[Excerpt from a dataset]
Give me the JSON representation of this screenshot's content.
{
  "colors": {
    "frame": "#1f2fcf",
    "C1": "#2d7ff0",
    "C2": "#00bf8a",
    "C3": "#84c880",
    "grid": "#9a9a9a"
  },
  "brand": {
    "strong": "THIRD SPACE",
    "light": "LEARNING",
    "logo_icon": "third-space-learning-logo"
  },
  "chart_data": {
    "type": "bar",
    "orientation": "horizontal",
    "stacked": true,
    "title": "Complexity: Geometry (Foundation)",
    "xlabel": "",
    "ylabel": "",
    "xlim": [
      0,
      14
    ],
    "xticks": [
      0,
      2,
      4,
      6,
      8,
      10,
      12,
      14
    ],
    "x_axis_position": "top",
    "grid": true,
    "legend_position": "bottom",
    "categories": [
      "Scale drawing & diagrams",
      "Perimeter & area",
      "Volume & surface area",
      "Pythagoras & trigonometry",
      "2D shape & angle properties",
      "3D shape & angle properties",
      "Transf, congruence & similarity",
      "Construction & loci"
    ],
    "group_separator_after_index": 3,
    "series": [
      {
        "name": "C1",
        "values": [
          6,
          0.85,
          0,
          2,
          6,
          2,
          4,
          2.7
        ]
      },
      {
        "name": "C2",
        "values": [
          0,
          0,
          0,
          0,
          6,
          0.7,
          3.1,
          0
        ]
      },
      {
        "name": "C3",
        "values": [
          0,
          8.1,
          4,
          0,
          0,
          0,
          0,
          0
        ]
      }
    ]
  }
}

• [Task goal]: Among the entries, how many lines contain the string "shape"? Give the number without anything else.

• [Task output]: 2